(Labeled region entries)

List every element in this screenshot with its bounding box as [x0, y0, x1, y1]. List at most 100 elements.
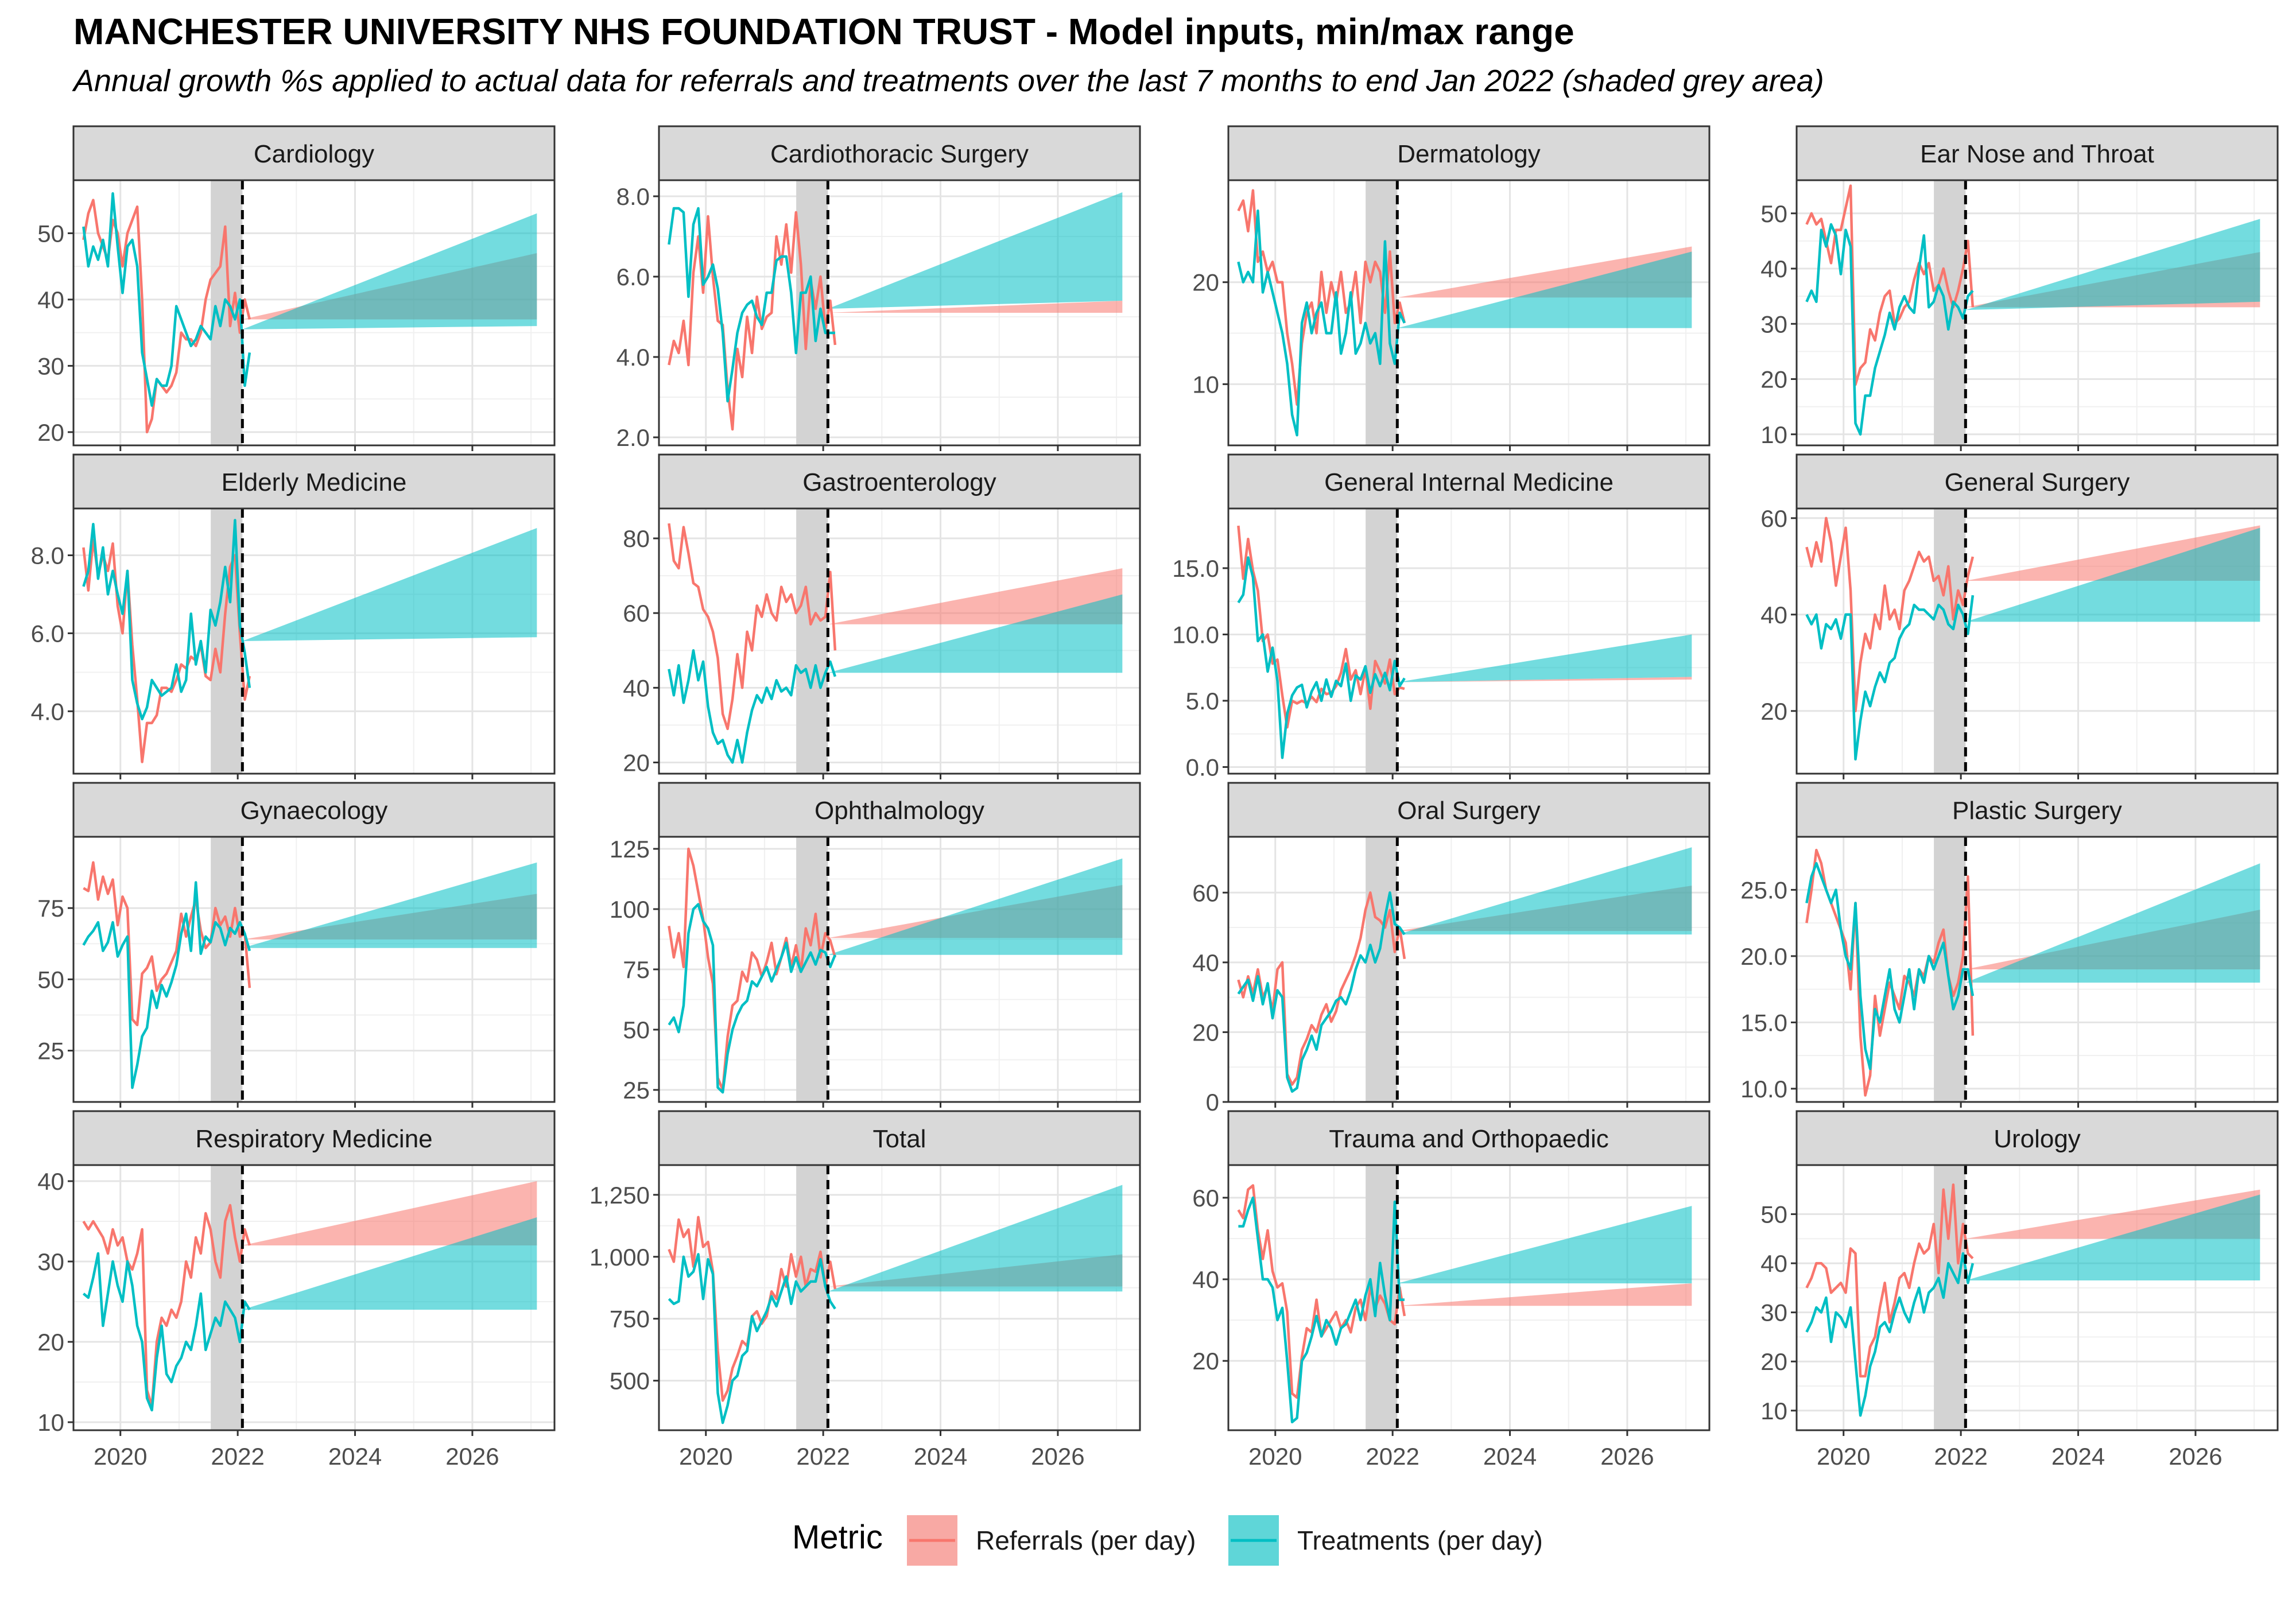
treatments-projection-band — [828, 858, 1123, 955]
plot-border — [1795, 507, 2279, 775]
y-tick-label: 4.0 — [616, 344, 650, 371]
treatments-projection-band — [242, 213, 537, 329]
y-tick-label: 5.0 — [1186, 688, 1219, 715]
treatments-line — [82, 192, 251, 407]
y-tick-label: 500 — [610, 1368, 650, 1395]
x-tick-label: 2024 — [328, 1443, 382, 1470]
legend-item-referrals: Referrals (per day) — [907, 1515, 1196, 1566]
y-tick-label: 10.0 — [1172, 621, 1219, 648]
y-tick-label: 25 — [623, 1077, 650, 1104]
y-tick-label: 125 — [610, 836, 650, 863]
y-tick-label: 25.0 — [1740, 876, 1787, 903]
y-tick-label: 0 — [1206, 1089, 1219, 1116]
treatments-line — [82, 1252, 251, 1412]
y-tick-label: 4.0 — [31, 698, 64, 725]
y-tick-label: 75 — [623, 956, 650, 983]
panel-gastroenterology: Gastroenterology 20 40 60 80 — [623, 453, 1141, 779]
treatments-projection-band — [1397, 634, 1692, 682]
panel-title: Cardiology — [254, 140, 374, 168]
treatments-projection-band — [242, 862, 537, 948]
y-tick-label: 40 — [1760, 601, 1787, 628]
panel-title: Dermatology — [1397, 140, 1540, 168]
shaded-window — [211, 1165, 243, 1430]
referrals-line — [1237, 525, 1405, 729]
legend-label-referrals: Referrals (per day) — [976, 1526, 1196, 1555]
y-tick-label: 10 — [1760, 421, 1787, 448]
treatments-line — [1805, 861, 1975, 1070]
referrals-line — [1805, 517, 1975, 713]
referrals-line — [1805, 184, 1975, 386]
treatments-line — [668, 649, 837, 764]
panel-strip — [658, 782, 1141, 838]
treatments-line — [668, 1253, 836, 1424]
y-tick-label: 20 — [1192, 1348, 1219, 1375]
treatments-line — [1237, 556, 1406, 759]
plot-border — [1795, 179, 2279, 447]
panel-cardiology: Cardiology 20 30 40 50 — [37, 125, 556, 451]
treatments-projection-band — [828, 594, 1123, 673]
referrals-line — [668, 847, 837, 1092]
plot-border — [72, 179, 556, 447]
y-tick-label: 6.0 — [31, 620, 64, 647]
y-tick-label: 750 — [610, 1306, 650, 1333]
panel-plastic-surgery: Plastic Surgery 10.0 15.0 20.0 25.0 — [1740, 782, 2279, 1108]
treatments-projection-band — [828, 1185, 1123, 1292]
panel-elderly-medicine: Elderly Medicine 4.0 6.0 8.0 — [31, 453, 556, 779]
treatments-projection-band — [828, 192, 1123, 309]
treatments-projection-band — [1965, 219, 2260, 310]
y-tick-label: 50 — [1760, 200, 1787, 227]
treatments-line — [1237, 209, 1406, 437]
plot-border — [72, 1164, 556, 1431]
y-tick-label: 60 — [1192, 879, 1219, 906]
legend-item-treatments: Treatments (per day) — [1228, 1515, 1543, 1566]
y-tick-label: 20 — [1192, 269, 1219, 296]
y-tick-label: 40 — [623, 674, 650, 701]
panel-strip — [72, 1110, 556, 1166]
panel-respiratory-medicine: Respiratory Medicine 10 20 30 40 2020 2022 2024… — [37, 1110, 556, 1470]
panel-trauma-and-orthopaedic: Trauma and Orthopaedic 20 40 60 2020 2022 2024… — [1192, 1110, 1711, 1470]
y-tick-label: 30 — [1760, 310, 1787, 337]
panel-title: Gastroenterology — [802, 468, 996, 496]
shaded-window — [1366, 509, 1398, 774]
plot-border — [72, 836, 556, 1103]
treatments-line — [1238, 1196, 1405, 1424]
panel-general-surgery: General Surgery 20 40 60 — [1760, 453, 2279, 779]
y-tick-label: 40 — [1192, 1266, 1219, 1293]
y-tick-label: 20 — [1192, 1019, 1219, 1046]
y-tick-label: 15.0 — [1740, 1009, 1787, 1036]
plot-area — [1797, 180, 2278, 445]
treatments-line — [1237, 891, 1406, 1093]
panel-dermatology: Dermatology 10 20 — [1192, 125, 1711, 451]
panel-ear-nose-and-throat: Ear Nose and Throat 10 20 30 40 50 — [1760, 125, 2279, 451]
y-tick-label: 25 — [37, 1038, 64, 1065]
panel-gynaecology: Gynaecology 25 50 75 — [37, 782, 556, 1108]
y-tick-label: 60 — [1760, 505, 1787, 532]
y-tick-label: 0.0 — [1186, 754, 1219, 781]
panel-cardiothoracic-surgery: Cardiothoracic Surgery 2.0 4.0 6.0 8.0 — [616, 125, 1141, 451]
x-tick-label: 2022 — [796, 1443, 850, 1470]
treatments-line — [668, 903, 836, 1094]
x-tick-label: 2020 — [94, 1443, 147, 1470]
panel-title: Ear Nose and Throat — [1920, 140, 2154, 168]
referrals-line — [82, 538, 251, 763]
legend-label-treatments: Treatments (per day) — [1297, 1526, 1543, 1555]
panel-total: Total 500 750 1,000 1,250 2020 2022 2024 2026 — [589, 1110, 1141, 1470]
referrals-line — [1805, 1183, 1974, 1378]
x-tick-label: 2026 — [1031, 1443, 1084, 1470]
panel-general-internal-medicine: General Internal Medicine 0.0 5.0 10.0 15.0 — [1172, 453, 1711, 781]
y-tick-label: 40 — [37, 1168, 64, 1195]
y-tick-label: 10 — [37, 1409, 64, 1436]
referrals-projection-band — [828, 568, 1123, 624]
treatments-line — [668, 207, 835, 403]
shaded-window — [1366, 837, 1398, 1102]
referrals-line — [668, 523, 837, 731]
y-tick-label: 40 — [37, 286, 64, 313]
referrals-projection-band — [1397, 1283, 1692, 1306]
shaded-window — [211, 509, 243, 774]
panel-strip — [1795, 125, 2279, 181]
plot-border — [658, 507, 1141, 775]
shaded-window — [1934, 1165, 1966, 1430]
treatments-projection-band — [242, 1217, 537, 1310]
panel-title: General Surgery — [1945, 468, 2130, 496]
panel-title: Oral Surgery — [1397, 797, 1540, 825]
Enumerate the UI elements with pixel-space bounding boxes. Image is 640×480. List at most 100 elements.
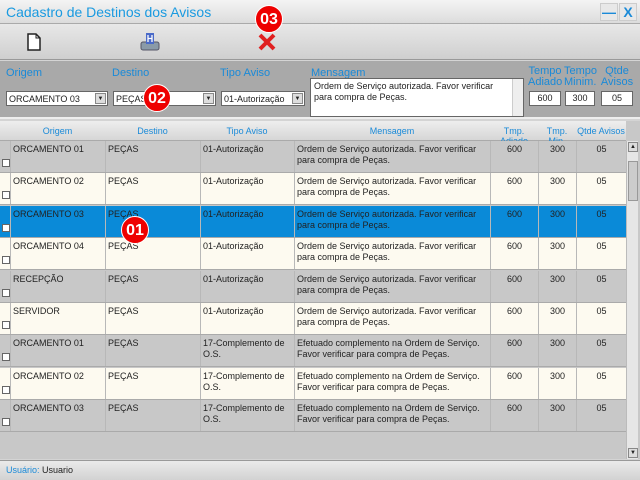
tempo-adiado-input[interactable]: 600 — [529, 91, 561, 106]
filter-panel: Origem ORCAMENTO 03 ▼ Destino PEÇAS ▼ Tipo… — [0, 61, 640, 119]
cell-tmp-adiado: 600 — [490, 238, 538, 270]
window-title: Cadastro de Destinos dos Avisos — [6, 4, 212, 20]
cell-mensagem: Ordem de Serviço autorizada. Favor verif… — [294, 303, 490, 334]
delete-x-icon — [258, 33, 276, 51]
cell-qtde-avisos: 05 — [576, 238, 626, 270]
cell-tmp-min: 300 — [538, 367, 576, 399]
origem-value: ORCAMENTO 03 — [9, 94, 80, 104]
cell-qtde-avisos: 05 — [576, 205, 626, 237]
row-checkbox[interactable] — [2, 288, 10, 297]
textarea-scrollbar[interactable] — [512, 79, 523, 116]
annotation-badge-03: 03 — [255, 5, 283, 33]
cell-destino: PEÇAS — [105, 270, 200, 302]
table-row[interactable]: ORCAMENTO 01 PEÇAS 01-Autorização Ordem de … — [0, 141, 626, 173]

→ **Given instruction**
Pull out every line of the records above and repeat each one word for word, omitting the pictures.

→ **Response**
List every element in this screenshot with its bounding box as [x0, y0, x1, y1]. List at most 100 elements.
treatments-projection-band — [828, 858, 1123, 955]
plot-border — [1795, 507, 2279, 775]
y-tick-label: 4.0 — [616, 344, 650, 371]
treatments-projection-band — [242, 213, 537, 329]
y-tick-label: 5.0 — [1186, 688, 1219, 715]
treatments-line — [82, 192, 251, 407]
y-tick-label: 500 — [610, 1368, 650, 1395]
x-tick-label: 2024 — [328, 1443, 382, 1470]
legend-item-referrals: Referrals (per day) — [907, 1515, 1196, 1566]
y-tick-label: 10.0 — [1172, 621, 1219, 648]
y-tick-label: 25 — [623, 1077, 650, 1104]
y-tick-label: 125 — [610, 836, 650, 863]
y-tick-label: 25.0 — [1740, 876, 1787, 903]
y-tick-label: 0 — [1206, 1089, 1219, 1116]
treatments-line — [82, 1252, 251, 1412]
y-tick-label: 4.0 — [31, 698, 64, 725]
y-tick-label: 75 — [623, 956, 650, 983]
panel-gastroenterology: Gastroenterology 20 40 60 80 — [623, 453, 1141, 779]
treatments-projection-band — [1397, 634, 1692, 682]
panel-title: Cardiology — [254, 140, 374, 168]
treatments-projection-band — [242, 862, 537, 948]
y-tick-label: 40 — [1760, 601, 1787, 628]
panel-title: Dermatology — [1397, 140, 1540, 168]
shaded-window — [211, 1165, 243, 1430]
referrals-line — [1237, 525, 1405, 729]
legend-label-referrals: Referrals (per day) — [976, 1526, 1196, 1555]
y-tick-label: 10 — [1760, 421, 1787, 448]
treatments-line — [1805, 861, 1975, 1070]
referrals-line — [1805, 517, 1975, 713]
referrals-line — [1805, 184, 1975, 386]
treatments-line — [668, 649, 837, 764]
panel-strip — [658, 782, 1141, 838]
treatments-line — [668, 1253, 836, 1424]
y-tick-label: 20 — [1192, 1348, 1219, 1375]
treatments-line — [1237, 556, 1406, 759]
plot-border — [1795, 179, 2279, 447]
panel-cardiology: Cardiology 20 30 40 50 — [37, 125, 556, 451]
treatments-projection-band — [828, 594, 1123, 673]
referrals-line — [668, 847, 837, 1092]
plot-border — [72, 179, 556, 447]
y-tick-label: 6.0 — [31, 620, 64, 647]
y-tick-label: 750 — [610, 1306, 650, 1333]
panel-plastic-surgery: Plastic Surgery 10.0 15.0 20.0 25.0 — [1740, 782, 2279, 1108]
treatments-projection-band — [828, 1185, 1123, 1292]
panel-elderly-medicine: Elderly Medicine 4.0 6.0 8.0 — [31, 453, 556, 779]
treatments-projection-band — [828, 192, 1123, 309]
treatments-projection-band — [1965, 219, 2260, 310]
y-tick-label: 50 — [1760, 200, 1787, 227]
treatments-line — [1237, 209, 1406, 437]
plot-border — [72, 1164, 556, 1431]
y-tick-label: 60 — [1192, 879, 1219, 906]
legend-item-treatments: Treatments (per day) — [1228, 1515, 1543, 1566]
y-tick-label: 20 — [1192, 269, 1219, 296]
y-tick-label: 40 — [623, 674, 650, 701]
panel-strip — [72, 1110, 556, 1166]
panel-respiratory-medicine: Respiratory Medicine 10 20 30 40 2020 2022 2024… — [37, 1110, 556, 1470]
panel-trauma-and-orthopaedic: Trauma and Orthopaedic 20 40 60 2020 2022 2024… — [1192, 1110, 1711, 1470]
y-tick-label: 30 — [1760, 310, 1787, 337]
panel-title: Gastroenterology — [802, 468, 996, 496]
shaded-window — [1366, 509, 1398, 774]
plot-border — [72, 836, 556, 1103]
treatments-line — [1238, 1196, 1405, 1424]
panel-general-surgery: General Surgery 20 40 60 — [1760, 453, 2279, 779]
y-tick-label: 40 — [1192, 1266, 1219, 1293]
y-tick-label: 20 — [1192, 1019, 1219, 1046]
y-tick-label: 15.0 — [1740, 1009, 1787, 1036]
plot-area — [1797, 180, 2278, 445]
treatments-line — [1237, 891, 1406, 1093]
panel-dermatology: Dermatology 10 20 — [1192, 125, 1711, 451]
panel-ear-nose-and-throat: Ear Nose and Throat 10 20 30 40 50 — [1760, 125, 2279, 451]
y-tick-label: 25 — [37, 1038, 64, 1065]
panel-gynaecology: Gynaecology 25 50 75 — [37, 782, 556, 1108]
y-tick-label: 60 — [1760, 505, 1787, 532]
y-tick-label: 0.0 — [1186, 754, 1219, 781]
panel-cardiothoracic-surgery: Cardiothoracic Surgery 2.0 4.0 6.0 8.0 — [616, 125, 1141, 451]
x-tick-label: 2022 — [796, 1443, 850, 1470]
treatments-line — [668, 903, 836, 1094]
x-tick-label: 2020 — [94, 1443, 147, 1470]
panel-title: Ear Nose and Throat — [1920, 140, 2154, 168]
referrals-line — [82, 538, 251, 763]
legend-label-treatments: Treatments (per day) — [1297, 1526, 1543, 1555]
panel-total: Total 500 750 1,000 1,250 2020 2022 2024 2026 — [589, 1110, 1141, 1470]
referrals-line — [1805, 1183, 1974, 1378]
x-tick-label: 2026 — [1031, 1443, 1084, 1470]
panel-general-internal-medicine: General Internal Medicine 0.0 5.0 10.0 15.0 — [1172, 453, 1711, 781]
y-tick-label: 40 — [37, 1168, 64, 1195]
y-tick-label: 10 — [37, 1409, 64, 1436]
referrals-projection-band — [828, 568, 1123, 624]
treatments-line — [668, 207, 835, 403]
shaded-window — [1366, 837, 1398, 1102]
referrals-line — [668, 523, 837, 731]
y-tick-label: 40 — [37, 286, 64, 313]
referrals-projection-band — [1397, 1283, 1692, 1306]
shaded-window — [211, 509, 243, 774]
panel-strip — [1795, 125, 2279, 181]
plot-border — [658, 507, 1141, 775]
shaded-window — [1934, 1165, 1966, 1430]
treatments-projection-band — [242, 1217, 537, 1310]
panel-title: General Surgery — [1945, 468, 2130, 496]
panel-title: Oral Surgery — [1397, 797, 1540, 825]
Enumerate the UI elements with pixel-space bounding boxes. Image is 640×480. List at most 100 elements.
tempo-adiado-input[interactable]: 600 — [529, 91, 561, 106]
filter-panel: Origem ORCAMENTO 03 ▼ Destino PEÇAS ▼ Tipo… — [0, 61, 640, 119]
cell-tmp-adiado: 600 — [490, 238, 538, 270]
window-title: Cadastro de Destinos dos Avisos — [6, 4, 212, 20]
cell-mensagem: Ordem de Serviço autorizada. Favor verif… — [294, 303, 490, 334]
delete-x-icon — [258, 33, 276, 51]
cell-qtde-avisos: 05 — [576, 238, 626, 270]
cell-tmp-min: 300 — [538, 367, 576, 399]
origem-value: ORCAMENTO 03 — [9, 94, 80, 104]
cell-qtde-avisos: 05 — [576, 205, 626, 237]
row-checkbox[interactable] — [2, 288, 10, 297]
textarea-scrollbar[interactable] — [512, 79, 523, 116]
annotation-badge-03: 03 — [255, 5, 283, 33]
cell-destino: PEÇAS — [105, 270, 200, 302]
table-row[interactable]: ORCAMENTO 01 PEÇAS 01-Autorização Ordem de … — [0, 141, 626, 173]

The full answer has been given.